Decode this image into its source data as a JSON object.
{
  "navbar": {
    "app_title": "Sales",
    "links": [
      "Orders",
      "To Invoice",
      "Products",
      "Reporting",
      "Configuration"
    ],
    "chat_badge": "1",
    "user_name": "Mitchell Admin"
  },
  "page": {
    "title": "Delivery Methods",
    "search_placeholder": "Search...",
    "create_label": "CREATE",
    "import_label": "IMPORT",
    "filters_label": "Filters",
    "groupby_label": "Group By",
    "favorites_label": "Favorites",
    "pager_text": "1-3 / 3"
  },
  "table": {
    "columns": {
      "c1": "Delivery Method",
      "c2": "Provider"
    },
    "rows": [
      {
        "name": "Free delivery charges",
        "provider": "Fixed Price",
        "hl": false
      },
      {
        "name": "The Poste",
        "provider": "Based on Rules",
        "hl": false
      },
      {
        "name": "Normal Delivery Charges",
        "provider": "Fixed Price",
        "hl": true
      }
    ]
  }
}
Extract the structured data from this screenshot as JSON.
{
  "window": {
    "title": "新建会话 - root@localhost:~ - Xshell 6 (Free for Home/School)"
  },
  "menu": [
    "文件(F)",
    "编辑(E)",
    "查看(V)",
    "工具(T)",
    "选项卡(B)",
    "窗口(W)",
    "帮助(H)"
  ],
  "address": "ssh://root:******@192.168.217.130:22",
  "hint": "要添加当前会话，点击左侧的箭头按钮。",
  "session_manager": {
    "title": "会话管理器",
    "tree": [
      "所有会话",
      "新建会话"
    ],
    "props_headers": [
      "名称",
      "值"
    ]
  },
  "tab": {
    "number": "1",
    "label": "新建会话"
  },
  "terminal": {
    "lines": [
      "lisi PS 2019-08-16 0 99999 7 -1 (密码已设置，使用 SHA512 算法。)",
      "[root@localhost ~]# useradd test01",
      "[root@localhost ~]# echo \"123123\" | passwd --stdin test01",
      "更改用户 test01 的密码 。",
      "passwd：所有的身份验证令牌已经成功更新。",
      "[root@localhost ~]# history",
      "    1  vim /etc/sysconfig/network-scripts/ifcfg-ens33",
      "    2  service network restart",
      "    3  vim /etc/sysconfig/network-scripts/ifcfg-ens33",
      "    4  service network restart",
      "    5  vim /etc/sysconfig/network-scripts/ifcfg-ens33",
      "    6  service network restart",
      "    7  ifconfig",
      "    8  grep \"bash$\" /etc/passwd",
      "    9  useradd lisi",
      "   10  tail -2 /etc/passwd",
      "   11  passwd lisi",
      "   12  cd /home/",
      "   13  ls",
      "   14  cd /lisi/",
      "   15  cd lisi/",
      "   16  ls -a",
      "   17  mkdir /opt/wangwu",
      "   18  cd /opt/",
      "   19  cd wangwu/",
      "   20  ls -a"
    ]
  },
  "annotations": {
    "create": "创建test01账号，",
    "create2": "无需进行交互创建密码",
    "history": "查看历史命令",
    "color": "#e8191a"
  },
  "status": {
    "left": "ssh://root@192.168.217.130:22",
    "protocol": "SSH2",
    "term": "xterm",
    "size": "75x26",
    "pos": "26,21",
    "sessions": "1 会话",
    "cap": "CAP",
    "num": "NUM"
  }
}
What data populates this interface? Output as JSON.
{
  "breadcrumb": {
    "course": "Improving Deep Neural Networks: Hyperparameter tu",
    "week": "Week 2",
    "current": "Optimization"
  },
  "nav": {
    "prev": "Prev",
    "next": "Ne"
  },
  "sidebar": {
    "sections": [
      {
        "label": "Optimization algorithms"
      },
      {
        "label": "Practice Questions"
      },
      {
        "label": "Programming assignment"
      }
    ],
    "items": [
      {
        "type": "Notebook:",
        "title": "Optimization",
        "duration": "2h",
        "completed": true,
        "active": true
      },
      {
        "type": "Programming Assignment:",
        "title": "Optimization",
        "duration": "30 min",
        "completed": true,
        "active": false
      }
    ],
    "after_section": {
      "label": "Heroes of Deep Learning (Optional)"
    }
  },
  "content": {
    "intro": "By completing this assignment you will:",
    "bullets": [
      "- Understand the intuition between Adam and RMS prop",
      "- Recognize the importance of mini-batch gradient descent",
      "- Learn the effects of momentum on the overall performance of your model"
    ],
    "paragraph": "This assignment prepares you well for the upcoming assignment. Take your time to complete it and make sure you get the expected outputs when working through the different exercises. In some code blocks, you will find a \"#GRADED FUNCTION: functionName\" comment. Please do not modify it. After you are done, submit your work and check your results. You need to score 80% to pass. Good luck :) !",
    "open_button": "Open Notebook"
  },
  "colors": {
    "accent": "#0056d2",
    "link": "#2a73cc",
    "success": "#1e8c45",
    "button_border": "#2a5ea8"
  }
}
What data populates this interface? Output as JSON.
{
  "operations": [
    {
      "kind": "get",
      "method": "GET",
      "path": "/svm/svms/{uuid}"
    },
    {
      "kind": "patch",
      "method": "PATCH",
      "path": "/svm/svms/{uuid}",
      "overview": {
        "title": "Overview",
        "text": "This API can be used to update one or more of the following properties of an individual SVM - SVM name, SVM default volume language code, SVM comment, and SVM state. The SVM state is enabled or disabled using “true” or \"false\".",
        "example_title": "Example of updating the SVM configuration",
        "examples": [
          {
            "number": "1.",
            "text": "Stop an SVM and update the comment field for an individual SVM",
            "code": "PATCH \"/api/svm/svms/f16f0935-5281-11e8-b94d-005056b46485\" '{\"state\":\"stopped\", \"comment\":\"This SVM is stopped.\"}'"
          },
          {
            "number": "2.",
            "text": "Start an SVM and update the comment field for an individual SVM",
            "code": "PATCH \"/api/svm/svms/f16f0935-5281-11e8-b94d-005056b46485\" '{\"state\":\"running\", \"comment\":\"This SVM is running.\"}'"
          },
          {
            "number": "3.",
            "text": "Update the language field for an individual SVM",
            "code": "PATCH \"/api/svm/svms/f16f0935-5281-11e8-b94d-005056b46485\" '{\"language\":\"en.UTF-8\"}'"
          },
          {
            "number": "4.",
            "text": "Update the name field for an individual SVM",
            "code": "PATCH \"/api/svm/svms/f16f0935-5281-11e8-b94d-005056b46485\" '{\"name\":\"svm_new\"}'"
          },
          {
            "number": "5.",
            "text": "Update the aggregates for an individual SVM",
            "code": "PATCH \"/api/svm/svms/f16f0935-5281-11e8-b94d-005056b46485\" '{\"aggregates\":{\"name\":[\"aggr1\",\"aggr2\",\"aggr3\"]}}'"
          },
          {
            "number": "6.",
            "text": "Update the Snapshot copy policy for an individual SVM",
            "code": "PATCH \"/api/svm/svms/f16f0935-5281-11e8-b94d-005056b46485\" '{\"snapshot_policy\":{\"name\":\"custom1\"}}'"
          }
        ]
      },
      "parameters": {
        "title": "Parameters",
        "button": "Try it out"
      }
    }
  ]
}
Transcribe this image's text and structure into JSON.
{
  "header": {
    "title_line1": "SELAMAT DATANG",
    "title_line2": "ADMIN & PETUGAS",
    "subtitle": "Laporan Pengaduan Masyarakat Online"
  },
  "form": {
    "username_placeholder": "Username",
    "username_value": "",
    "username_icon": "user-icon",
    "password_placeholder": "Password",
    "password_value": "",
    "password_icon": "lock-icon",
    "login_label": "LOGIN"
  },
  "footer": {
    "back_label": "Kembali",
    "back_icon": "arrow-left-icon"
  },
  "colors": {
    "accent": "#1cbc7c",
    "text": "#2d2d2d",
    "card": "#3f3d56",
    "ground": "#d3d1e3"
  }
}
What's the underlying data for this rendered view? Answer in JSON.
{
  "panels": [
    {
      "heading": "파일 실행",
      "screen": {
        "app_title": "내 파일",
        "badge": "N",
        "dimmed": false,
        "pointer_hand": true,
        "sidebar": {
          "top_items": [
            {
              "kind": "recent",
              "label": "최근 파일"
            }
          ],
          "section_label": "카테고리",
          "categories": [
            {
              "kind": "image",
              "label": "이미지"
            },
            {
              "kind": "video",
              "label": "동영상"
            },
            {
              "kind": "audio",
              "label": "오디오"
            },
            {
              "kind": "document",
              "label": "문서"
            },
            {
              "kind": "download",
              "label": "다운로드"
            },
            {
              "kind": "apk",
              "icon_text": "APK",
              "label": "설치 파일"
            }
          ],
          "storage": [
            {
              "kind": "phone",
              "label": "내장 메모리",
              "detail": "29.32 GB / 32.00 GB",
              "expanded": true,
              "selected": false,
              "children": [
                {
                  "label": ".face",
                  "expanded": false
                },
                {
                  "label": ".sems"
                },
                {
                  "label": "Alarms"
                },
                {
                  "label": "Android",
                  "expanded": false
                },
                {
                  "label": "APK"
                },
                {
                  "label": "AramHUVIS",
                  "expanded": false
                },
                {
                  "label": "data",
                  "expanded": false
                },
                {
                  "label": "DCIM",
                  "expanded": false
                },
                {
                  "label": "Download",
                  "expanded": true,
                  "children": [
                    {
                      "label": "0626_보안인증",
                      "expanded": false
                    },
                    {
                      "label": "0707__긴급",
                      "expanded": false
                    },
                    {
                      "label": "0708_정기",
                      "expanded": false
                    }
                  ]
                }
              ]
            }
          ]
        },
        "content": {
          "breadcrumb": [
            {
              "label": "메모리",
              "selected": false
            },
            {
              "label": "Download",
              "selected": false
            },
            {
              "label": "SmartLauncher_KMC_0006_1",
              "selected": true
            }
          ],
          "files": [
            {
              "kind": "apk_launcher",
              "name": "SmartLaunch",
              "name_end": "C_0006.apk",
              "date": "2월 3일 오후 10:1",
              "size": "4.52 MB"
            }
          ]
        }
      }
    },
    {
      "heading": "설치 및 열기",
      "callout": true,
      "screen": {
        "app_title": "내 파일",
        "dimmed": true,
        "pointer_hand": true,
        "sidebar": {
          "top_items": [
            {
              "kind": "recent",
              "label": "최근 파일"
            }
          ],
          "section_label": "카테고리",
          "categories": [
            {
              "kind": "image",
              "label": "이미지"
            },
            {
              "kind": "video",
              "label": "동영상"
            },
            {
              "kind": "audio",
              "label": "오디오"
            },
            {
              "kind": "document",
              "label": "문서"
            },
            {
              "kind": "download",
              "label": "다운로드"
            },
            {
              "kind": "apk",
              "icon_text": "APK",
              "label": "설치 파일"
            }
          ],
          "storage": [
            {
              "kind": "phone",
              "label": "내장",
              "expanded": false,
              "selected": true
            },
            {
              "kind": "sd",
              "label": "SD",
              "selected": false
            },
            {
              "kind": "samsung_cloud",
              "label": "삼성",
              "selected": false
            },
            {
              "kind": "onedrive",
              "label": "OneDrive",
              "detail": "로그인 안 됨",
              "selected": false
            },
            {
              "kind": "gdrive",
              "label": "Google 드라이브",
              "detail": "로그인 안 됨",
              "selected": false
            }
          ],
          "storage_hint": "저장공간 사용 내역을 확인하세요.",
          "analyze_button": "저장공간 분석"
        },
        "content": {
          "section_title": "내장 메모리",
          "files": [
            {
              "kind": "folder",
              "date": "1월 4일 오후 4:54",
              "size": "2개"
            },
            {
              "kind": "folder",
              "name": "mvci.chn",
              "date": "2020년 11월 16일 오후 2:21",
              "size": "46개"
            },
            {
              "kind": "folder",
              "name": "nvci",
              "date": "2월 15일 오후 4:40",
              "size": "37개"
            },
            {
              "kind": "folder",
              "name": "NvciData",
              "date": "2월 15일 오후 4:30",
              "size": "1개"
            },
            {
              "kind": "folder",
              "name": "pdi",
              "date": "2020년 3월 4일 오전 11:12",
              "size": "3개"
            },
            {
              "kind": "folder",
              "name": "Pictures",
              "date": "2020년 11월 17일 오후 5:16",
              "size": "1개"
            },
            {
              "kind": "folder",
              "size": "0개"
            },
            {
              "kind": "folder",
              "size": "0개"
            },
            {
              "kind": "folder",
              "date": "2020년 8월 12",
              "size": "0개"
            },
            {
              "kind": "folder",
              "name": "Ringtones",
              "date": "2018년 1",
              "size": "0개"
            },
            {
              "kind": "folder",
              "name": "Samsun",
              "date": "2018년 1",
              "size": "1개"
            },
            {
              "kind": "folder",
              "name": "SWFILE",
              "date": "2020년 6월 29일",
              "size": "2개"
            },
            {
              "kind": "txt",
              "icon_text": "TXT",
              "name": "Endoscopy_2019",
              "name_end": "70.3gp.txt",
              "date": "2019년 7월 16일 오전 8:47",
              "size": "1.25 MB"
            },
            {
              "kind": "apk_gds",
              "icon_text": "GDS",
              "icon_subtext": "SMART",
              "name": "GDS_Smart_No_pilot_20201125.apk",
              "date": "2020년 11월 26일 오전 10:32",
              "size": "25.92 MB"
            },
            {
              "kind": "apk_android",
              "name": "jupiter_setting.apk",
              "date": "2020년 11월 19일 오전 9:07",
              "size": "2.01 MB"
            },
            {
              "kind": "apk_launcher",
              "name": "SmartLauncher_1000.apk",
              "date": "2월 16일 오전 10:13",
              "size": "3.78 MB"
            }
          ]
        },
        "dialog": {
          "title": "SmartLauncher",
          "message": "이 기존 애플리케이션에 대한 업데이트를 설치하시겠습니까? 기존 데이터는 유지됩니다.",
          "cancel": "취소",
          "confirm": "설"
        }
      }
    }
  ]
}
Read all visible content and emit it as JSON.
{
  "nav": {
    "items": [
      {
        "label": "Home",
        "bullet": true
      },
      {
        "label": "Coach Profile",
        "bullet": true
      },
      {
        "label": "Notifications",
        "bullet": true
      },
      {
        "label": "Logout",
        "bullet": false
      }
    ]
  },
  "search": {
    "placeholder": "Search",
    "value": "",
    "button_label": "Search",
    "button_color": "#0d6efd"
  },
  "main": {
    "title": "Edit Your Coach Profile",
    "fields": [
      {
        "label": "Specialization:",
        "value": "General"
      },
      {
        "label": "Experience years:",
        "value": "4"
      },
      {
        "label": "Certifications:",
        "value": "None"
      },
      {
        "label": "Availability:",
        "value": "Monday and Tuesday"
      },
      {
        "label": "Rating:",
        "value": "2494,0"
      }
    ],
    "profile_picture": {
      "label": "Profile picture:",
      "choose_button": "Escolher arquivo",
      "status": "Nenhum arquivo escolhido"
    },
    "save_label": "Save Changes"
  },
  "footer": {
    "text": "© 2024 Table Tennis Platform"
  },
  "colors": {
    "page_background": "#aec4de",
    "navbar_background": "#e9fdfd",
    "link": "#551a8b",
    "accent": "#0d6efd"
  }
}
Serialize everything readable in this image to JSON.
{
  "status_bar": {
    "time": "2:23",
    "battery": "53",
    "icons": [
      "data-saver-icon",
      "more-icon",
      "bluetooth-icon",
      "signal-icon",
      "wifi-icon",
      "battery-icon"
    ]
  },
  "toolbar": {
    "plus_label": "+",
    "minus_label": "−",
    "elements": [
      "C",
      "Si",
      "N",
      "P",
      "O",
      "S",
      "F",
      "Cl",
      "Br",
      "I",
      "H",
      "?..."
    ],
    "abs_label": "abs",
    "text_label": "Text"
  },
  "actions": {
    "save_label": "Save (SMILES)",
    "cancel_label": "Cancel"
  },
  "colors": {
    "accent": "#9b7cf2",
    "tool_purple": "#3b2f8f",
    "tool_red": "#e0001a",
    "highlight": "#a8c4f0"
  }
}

=-=-=

• [DIRECTIVE]:
Give again only the lines starting at the one that contains "Serialize everything readable" and running to the end of the data.

• [ANSWER TO THE TASK]:
Serialize everything readable in this image to JSON.
{
  "status_bar": {
    "time": "2:23",
    "battery": "53",
    "icons": [
      "data-saver-icon",
      "more-icon",
      "bluetooth-icon",
      "signal-icon",
      "wifi-icon",
      "battery-icon"
    ]
  },
  "toolbar": {
    "plus_label": "+",
    "minus_label": "−",
    "elements": [
      "C",
      "Si",
      "N",
      "P",
      "O",
      "S",
      "F",
      "Cl",
      "Br",
      "I",
      "H",
      "?..."
    ],
    "abs_label": "abs",
    "text_label": "Text"
  },
  "actions": {
    "save_label": "Save (SMILES)",
    "cancel_label": "Cancel"
  },
  "colors": {
    "accent": "#9b7cf2",
    "tool_purple": "#3b2f8f",
    "tool_red": "#e0001a",
    "highlight": "#a8c4f0"
  }
}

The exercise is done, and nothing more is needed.